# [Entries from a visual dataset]
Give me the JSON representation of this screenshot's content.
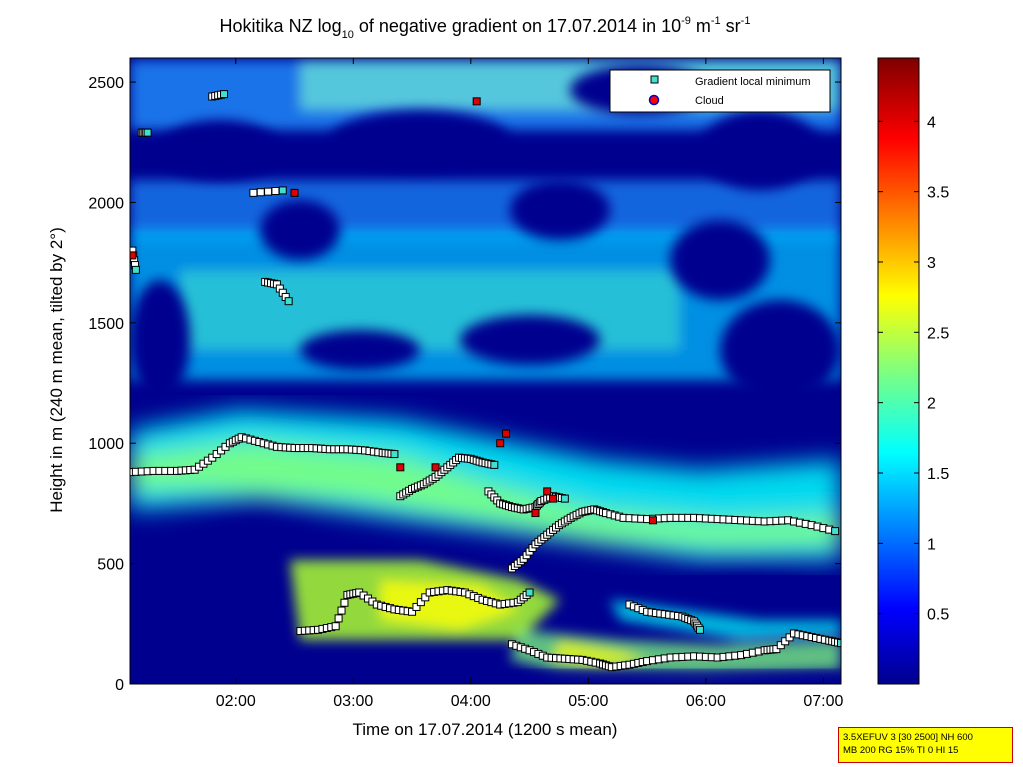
{
  "chart_data": {
    "type": "heatmap",
    "title_parts": {
      "a": "Hokitika NZ log",
      "a_sub": "10",
      "b": " of negative gradient on 17.07.2014 in 10",
      "b_sup": "-9",
      "c": " m",
      "c_sup": "-1",
      "d": " sr",
      "d_sup": "-1"
    },
    "xlabel": "Time on 17.07.2014 (1200 s mean)",
    "ylabel": "Height in m (240 m mean, tilted by 2°)",
    "x_ticks": [
      "02:00",
      "03:00",
      "04:00",
      "05:00",
      "06:00",
      "07:00"
    ],
    "x_tick_hours": [
      2,
      3,
      4,
      5,
      6,
      7
    ],
    "xlim_hours": [
      1.1,
      7.15
    ],
    "y_ticks": [
      0,
      500,
      1000,
      1500,
      2000,
      2500
    ],
    "ylim": [
      0,
      2600
    ],
    "colorbar": {
      "ticks": [
        "0.5",
        "1",
        "1.5",
        "2",
        "2.5",
        "3",
        "3.5",
        "4"
      ],
      "tick_values": [
        0.5,
        1,
        1.5,
        2,
        2.5,
        3,
        3.5,
        4
      ],
      "range": [
        0,
        4.45
      ],
      "colormap": "jet"
    },
    "legend": {
      "position": "top-right",
      "entries": [
        {
          "label": "Gradient local minimum",
          "marker": "square",
          "color": "#40e0d0"
        },
        {
          "label": "Cloud",
          "marker": "circle",
          "color": "#ff0000"
        }
      ]
    },
    "series": [
      {
        "name": "Gradient local minimum",
        "traces": [
          {
            "x": [
              1.1,
              1.3,
              1.5,
              1.65,
              1.8,
              1.95,
              2.05,
              2.2,
              2.35,
              2.5,
              2.65,
              2.8,
              2.95,
              3.1,
              3.25,
              3.35
            ],
            "y": [
              880,
              885,
              885,
              890,
              940,
              1000,
              1025,
              1005,
              985,
              980,
              980,
              975,
              975,
              970,
              960,
              955
            ]
          },
          {
            "x": [
              3.4,
              3.5,
              3.6,
              3.7,
              3.8,
              3.9,
              4.0,
              4.1,
              4.2
            ],
            "y": [
              780,
              810,
              830,
              860,
              900,
              940,
              935,
              920,
              910
            ]
          },
          {
            "x": [
              4.15,
              4.25,
              4.35,
              4.45,
              4.55,
              4.6,
              4.7,
              4.8
            ],
            "y": [
              800,
              750,
              735,
              725,
              735,
              760,
              780,
              770
            ]
          },
          {
            "x": [
              4.35,
              4.45,
              4.55,
              4.65,
              4.75,
              4.85,
              4.95,
              5.05,
              5.15,
              5.3,
              5.5,
              5.7,
              5.9,
              6.1,
              6.3,
              6.5,
              6.7,
              6.9,
              7.1
            ],
            "y": [
              480,
              520,
              580,
              620,
              660,
              690,
              715,
              725,
              710,
              690,
              685,
              690,
              690,
              685,
              680,
              675,
              680,
              660,
              635
            ]
          },
          {
            "x": [
              2.55,
              2.7,
              2.85,
              2.95,
              3.05,
              3.2,
              3.35,
              3.5,
              3.65,
              3.8,
              3.95,
              4.1,
              4.25,
              4.4,
              4.5
            ],
            "y": [
              220,
              225,
              240,
              370,
              380,
              330,
              310,
              300,
              380,
              390,
              380,
              350,
              330,
              340,
              380
            ]
          },
          {
            "x": [
              4.35,
              4.5,
              4.65,
              4.8,
              4.95,
              5.1,
              5.2,
              5.35,
              5.5,
              5.7,
              5.9,
              6.1,
              6.3,
              6.5,
              6.6,
              6.75,
              6.9,
              7.05,
              7.15
            ],
            "y": [
              165,
              140,
              110,
              105,
              100,
              85,
              70,
              80,
              95,
              110,
              115,
              110,
              120,
              140,
              145,
              210,
              195,
              180,
              170
            ]
          },
          {
            "x": [
              5.35,
              5.5,
              5.65,
              5.8,
              5.9,
              5.95
            ],
            "y": [
              330,
              300,
              290,
              280,
              260,
              225
            ]
          },
          {
            "x": [
              1.12,
              1.15
            ],
            "y": [
              1800,
              1720
            ]
          },
          {
            "x": [
              1.2,
              1.25
            ],
            "y": [
              2290,
              2290
            ]
          },
          {
            "x": [
              1.8,
              1.9
            ],
            "y": [
              2440,
              2450
            ]
          },
          {
            "x": [
              2.15,
              2.4
            ],
            "y": [
              2040,
              2050
            ]
          },
          {
            "x": [
              2.25,
              2.35,
              2.45
            ],
            "y": [
              1670,
              1660,
              1590
            ]
          }
        ]
      },
      {
        "name": "Cloud",
        "points": [
          {
            "x": 1.12,
            "y": 1780
          },
          {
            "x": 2.5,
            "y": 2040
          },
          {
            "x": 4.05,
            "y": 2420
          },
          {
            "x": 3.4,
            "y": 900
          },
          {
            "x": 3.7,
            "y": 900
          },
          {
            "x": 4.25,
            "y": 1000
          },
          {
            "x": 4.3,
            "y": 1040
          },
          {
            "x": 4.55,
            "y": 710
          },
          {
            "x": 4.65,
            "y": 800
          },
          {
            "x": 4.7,
            "y": 770
          },
          {
            "x": 5.55,
            "y": 680
          }
        ]
      }
    ]
  },
  "info_box": {
    "line1": "3.5XEFUV 3 [30 2500] NH 600",
    "line2": "MB 200 RG 15% TI 0 HI 15"
  }
}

# [OBJECTIVE]
Tally up the lines holding the word "name" in the data above, and answer with that figure only.

# [SOLUTION TO THE PROBLEM]
2